* [WHAT IS EXPECTED]: Repeat, exactly and completely, the material that follows. Omit the pictures.

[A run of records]
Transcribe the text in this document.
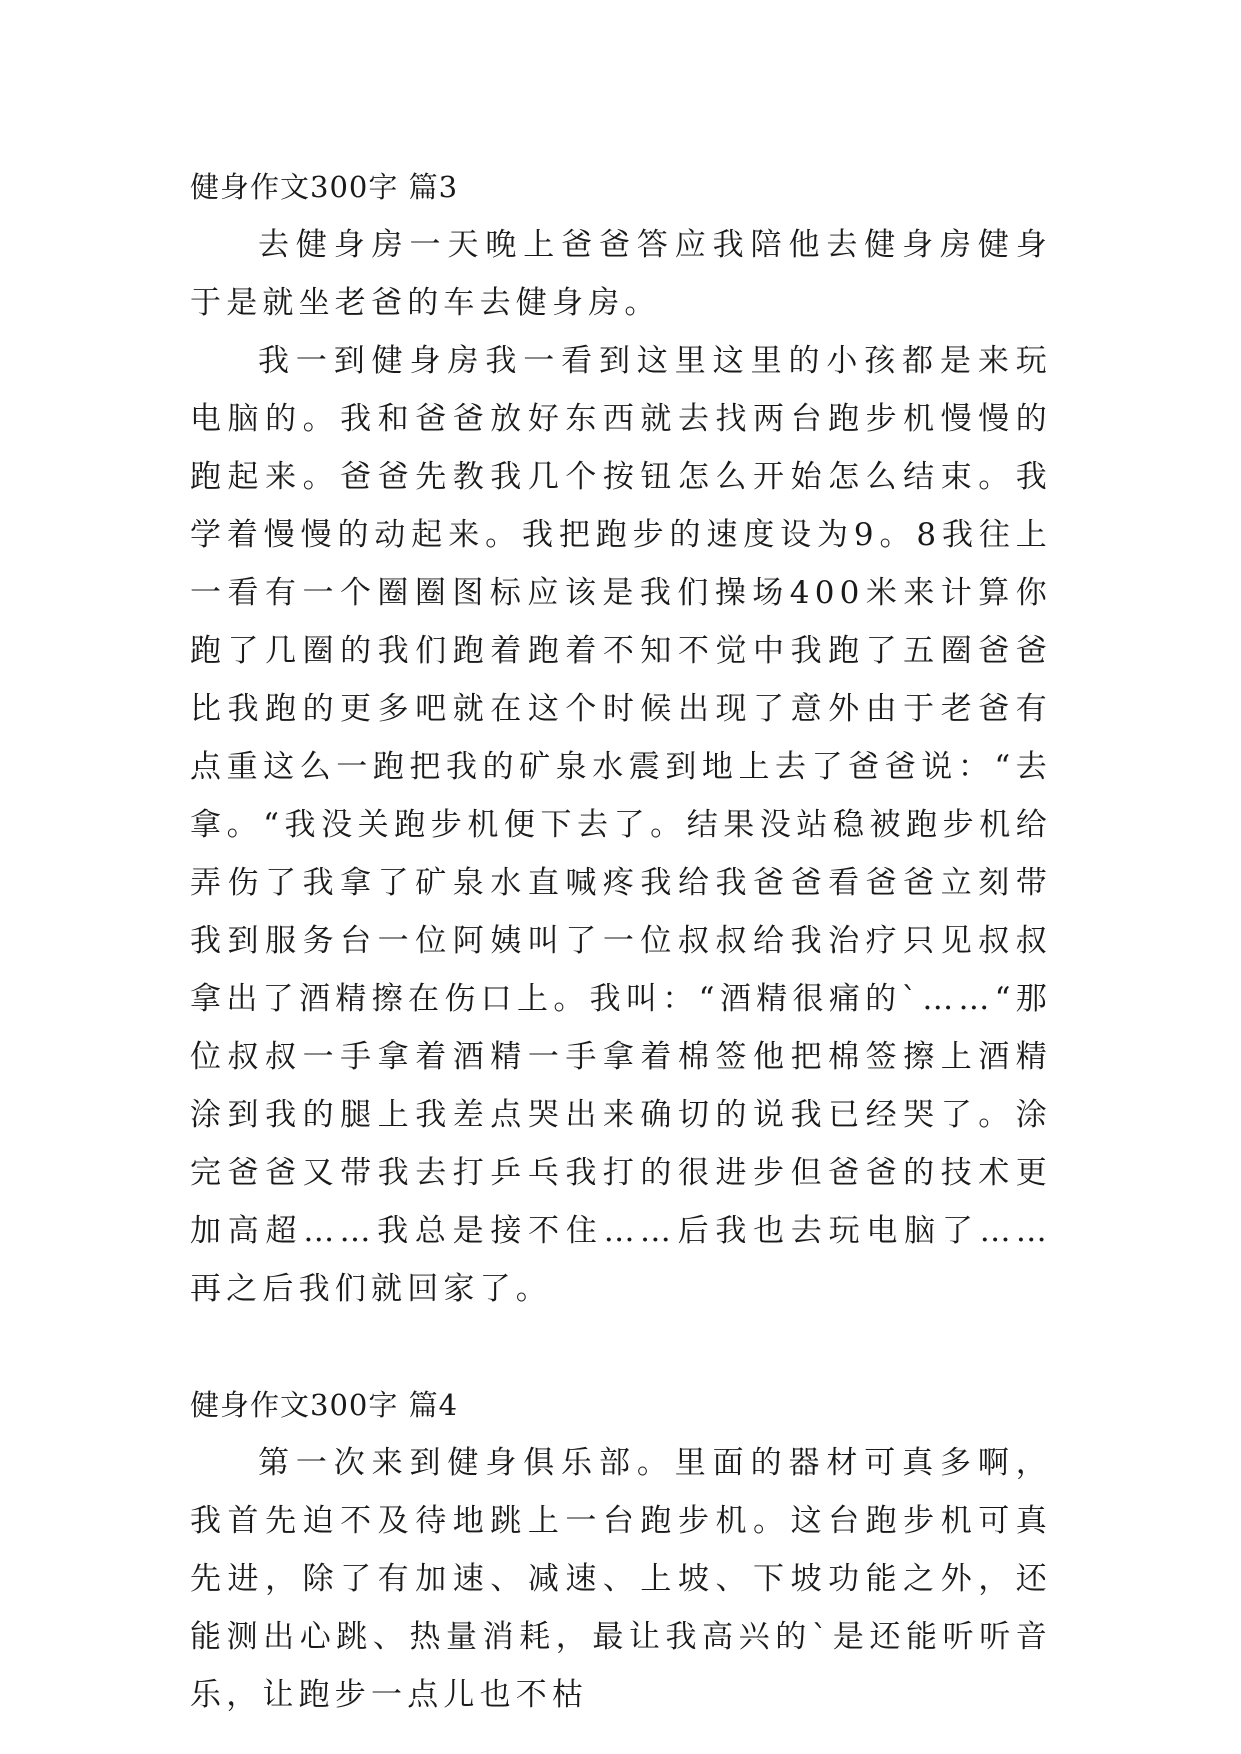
健身作文300字 篇3

去健身房一天晚上爸爸答应我陪他去健身房健身于是就坐老爸的车去健身房。

我一到健身房我一看到这里这里的小孩都是来玩电脑的。我和爸爸放好东西就去找两台跑步机慢慢的跑起来。爸爸先教我几个按钮怎么开始怎么结束。我学着慢慢的动起来。我把跑步的速度设为9。8我往上一看有一个圈圈图标应该是我们操场400米来计算你跑了几圈的我们跑着跑着不知不觉中我跑了五圈爸爸比我跑的更多吧就在这个时候出现了意外由于老爸有点重这么一跑把我的矿泉水震到地上去了爸爸说：“去拿。“我没关跑步机便下去了。结果没站稳被跑步机给弄伤了我拿了矿泉水直喊疼我给我爸爸看爸爸立刻带我到服务台一位阿姨叫了一位叔叔给我治疗只见叔叔拿出了酒精擦在伤口上。我叫：“酒精很痛的`……“那位叔叔一手拿着酒精一手拿着棉签他把棉签擦上酒精涂到我的腿上我差点哭出来确切的说我已经哭了。涂完爸爸又带我去打乒乓我打的很进步但爸爸的技术更加高超……我总是接不住……后我也去玩电脑了……再之后我们就回家了。

健身作文300字 篇4

第一次来到健身俱乐部。里面的器材可真多啊，我首先迫不及待地跳上一台跑步机。这台跑步机可真先进，除了有加速、减速、上坡、下坡功能之外，还能测出心跳、热量消耗，最让我高兴的`是还能听听音乐，让跑步一点儿也不枯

* [COMPLETE ANSWER]:
Transcribe the text in this document.
健身作文300字 篇3

去健身房一天晚上爸爸答应我陪他去健身房健身于是就坐老爸的车去健身房。

我一到健身房我一看到这里这里的小孩都是来玩电脑的。我和爸爸放好东西就去找两台跑步机慢慢的跑起来。爸爸先教我几个按钮怎么开始怎么结束。我学着慢慢的动起来。我把跑步的速度设为9。8我往上一看有一个圈圈图标应该是我们操场400米来计算你跑了几圈的我们跑着跑着不知不觉中我跑了五圈爸爸比我跑的更多吧就在这个时候出现了意外由于老爸有点重这么一跑把我的矿泉水震到地上去了爸爸说：“去拿。“我没关跑步机便下去了。结果没站稳被跑步机给弄伤了我拿了矿泉水直喊疼我给我爸爸看爸爸立刻带我到服务台一位阿姨叫了一位叔叔给我治疗只见叔叔拿出了酒精擦在伤口上。我叫：“酒精很痛的`……“那位叔叔一手拿着酒精一手拿着棉签他把棉签擦上酒精涂到我的腿上我差点哭出来确切的说我已经哭了。涂完爸爸又带我去打乒乓我打的很进步但爸爸的技术更加高超……我总是接不住……后我也去玩电脑了……再之后我们就回家了。

健身作文300字 篇4

第一次来到健身俱乐部。里面的器材可真多啊，我首先迫不及待地跳上一台跑步机。这台跑步机可真先进，除了有加速、减速、上坡、下坡功能之外，还能测出心跳、热量消耗，最让我高兴的`是还能听听音乐，让跑步一点儿也不枯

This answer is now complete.